- **INSTRUCTIONS TO FOLLOW**
List, from the lines below, each one with "another" in it.

- **RECORDS SHOWN**
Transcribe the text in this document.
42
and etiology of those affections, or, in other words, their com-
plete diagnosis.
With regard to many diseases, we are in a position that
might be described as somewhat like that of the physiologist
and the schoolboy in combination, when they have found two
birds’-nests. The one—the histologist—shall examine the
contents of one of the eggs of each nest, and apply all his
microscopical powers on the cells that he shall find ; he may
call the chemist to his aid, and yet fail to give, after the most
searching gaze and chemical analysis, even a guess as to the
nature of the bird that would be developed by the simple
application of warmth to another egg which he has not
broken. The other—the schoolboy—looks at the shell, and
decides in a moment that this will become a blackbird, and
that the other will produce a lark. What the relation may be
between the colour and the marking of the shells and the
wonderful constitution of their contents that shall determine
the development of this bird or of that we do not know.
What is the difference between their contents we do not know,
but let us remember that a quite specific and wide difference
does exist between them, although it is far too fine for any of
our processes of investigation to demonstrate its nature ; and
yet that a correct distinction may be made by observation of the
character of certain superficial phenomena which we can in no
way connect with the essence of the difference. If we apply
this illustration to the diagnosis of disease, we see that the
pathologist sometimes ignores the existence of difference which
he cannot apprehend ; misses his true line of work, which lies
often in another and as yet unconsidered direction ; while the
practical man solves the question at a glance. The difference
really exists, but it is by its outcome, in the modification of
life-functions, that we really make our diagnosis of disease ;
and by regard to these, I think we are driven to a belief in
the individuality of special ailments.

- **RESPONSE TO THE TASK**
application of warmth to another egg which he has not
often in another and as yet unconsidered direction ; while the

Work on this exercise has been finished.